[Saved data entries]
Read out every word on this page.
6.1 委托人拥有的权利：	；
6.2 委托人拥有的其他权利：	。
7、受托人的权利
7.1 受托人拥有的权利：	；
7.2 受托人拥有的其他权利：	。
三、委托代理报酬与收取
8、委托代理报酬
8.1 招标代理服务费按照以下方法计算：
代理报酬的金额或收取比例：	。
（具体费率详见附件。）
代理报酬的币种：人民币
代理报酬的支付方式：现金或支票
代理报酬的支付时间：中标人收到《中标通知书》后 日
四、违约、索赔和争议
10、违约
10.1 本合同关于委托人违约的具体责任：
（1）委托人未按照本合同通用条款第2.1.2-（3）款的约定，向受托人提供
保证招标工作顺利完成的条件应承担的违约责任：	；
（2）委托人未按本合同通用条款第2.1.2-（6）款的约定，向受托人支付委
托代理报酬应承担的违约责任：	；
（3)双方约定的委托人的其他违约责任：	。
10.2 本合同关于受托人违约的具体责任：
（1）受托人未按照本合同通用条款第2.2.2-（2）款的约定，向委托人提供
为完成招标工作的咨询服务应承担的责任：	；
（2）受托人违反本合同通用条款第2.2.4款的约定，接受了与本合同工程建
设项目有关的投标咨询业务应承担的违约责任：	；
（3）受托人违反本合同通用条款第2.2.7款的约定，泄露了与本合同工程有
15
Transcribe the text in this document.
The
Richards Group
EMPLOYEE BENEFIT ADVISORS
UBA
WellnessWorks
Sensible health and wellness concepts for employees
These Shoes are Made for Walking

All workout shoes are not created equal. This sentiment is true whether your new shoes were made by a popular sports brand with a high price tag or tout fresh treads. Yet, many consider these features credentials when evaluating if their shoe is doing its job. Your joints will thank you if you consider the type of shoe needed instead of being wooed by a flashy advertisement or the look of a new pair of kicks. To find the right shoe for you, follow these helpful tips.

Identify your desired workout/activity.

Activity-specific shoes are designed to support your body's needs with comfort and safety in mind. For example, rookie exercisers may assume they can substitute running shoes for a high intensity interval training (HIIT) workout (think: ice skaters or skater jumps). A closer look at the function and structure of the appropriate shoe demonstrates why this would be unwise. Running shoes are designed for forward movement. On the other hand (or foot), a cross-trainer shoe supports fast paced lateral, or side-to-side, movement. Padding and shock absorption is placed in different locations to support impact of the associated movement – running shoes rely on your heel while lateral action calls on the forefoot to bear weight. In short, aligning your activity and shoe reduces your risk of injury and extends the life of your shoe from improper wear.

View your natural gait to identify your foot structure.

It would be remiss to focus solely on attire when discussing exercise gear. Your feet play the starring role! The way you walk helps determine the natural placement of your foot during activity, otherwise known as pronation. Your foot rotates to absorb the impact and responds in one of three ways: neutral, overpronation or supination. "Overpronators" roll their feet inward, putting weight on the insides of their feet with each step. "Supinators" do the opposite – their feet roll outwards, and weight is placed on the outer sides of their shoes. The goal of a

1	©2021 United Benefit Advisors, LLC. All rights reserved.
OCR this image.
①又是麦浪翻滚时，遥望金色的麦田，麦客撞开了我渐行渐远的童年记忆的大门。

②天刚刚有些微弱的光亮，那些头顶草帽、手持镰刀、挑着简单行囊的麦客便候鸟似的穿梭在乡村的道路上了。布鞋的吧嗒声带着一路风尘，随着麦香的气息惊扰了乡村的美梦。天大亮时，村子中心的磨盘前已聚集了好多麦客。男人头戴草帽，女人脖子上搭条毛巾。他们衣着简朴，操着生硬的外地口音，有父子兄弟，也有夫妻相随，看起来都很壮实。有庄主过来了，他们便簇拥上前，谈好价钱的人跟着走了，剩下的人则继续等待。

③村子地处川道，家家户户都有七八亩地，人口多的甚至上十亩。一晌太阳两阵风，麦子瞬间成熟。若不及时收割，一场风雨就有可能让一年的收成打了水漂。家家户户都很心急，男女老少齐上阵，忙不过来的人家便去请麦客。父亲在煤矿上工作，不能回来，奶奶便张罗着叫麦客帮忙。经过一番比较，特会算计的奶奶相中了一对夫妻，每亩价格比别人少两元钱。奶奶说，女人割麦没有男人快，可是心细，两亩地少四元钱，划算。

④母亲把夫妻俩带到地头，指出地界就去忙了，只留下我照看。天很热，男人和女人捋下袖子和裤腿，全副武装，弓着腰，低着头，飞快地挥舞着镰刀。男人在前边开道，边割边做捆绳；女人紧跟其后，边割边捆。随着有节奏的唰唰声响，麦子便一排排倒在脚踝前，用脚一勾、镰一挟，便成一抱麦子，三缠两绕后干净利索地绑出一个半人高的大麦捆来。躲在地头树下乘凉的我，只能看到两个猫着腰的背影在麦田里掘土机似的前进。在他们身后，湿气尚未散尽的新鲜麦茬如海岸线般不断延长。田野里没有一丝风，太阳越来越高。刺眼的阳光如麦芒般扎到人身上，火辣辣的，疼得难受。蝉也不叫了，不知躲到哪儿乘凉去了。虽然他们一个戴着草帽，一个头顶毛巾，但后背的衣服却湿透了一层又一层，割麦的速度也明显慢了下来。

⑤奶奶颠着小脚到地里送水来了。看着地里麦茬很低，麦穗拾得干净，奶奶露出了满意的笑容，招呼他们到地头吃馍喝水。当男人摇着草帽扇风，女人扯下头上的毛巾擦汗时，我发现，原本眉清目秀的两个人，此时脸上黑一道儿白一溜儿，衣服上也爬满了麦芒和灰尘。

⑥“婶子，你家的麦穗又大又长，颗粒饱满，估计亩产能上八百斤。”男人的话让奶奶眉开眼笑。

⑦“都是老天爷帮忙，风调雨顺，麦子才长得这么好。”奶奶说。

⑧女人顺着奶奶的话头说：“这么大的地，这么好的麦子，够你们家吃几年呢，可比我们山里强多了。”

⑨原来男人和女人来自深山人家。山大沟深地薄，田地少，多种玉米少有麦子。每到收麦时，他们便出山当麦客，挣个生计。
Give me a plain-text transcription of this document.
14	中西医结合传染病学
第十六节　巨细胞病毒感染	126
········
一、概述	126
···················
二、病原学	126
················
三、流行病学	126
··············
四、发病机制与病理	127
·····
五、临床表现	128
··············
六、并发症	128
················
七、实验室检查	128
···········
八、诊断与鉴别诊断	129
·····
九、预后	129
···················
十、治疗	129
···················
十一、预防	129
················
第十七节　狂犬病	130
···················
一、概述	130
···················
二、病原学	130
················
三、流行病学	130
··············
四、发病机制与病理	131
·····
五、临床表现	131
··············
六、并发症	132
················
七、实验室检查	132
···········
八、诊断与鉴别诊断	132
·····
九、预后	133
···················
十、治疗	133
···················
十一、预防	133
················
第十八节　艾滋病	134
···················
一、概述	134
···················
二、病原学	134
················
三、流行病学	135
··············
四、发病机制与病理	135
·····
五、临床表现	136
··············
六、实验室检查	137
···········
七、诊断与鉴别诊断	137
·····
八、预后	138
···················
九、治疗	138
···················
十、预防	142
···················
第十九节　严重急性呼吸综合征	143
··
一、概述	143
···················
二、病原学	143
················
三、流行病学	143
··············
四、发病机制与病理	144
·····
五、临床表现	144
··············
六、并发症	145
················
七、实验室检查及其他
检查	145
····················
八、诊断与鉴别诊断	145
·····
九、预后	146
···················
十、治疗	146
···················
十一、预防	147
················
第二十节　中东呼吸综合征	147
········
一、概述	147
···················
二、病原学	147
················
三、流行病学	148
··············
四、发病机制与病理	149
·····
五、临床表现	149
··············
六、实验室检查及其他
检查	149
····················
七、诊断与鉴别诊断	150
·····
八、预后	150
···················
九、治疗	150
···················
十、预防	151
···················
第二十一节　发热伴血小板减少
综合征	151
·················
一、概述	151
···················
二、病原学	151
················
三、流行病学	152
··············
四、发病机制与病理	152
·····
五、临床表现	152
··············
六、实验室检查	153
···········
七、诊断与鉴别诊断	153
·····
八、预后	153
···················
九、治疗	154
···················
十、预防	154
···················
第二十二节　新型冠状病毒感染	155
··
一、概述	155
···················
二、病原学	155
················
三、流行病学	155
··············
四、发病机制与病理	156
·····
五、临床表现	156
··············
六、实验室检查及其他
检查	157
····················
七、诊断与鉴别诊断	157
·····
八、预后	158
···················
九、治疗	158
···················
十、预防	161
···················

Given instruction: Check all the records above and select each line where the string "activity" is found.

Output for this task:
Identify your desired workout/activity.
Activity-specific shoes are designed to support your body's needs with comfort and safety in mind. For example, rookie exercisers may assume they can substitute running shoes for a high intensity interval training (HIIT) workout (think: ice skaters or skater jumps). A closer look at the function and structure of the appropriate shoe demonstrates why this would be unwise. Running shoes are designed for forward movement. On the other hand (or foot), a cross-trainer shoe supports fast paced lateral, or side-to-side, movement. Padding and shock absorption is placed in different locations to support impact of the associated movement – running shoes rely on your heel while lateral action calls on the forefoot to bear weight. In short, aligning your activity and shoe reduces your risk of injury and extends the life of your shoe from improper wear.
It would be remiss to focus solely on attire when discussing exercise gear. Your feet play the starring role! The way you walk helps determine the natural placement of your foot during activity, otherwise known as pronation. Your foot rotates to absorb the impact and responds in one of three ways: neutral, overpronation or supination. "Overpronators" roll their feet inward, putting weight on the insides of their feet with each step. "Supinators" do the opposite – their feet roll outwards, and weight is placed on the outer sides of their shoes. The goal of a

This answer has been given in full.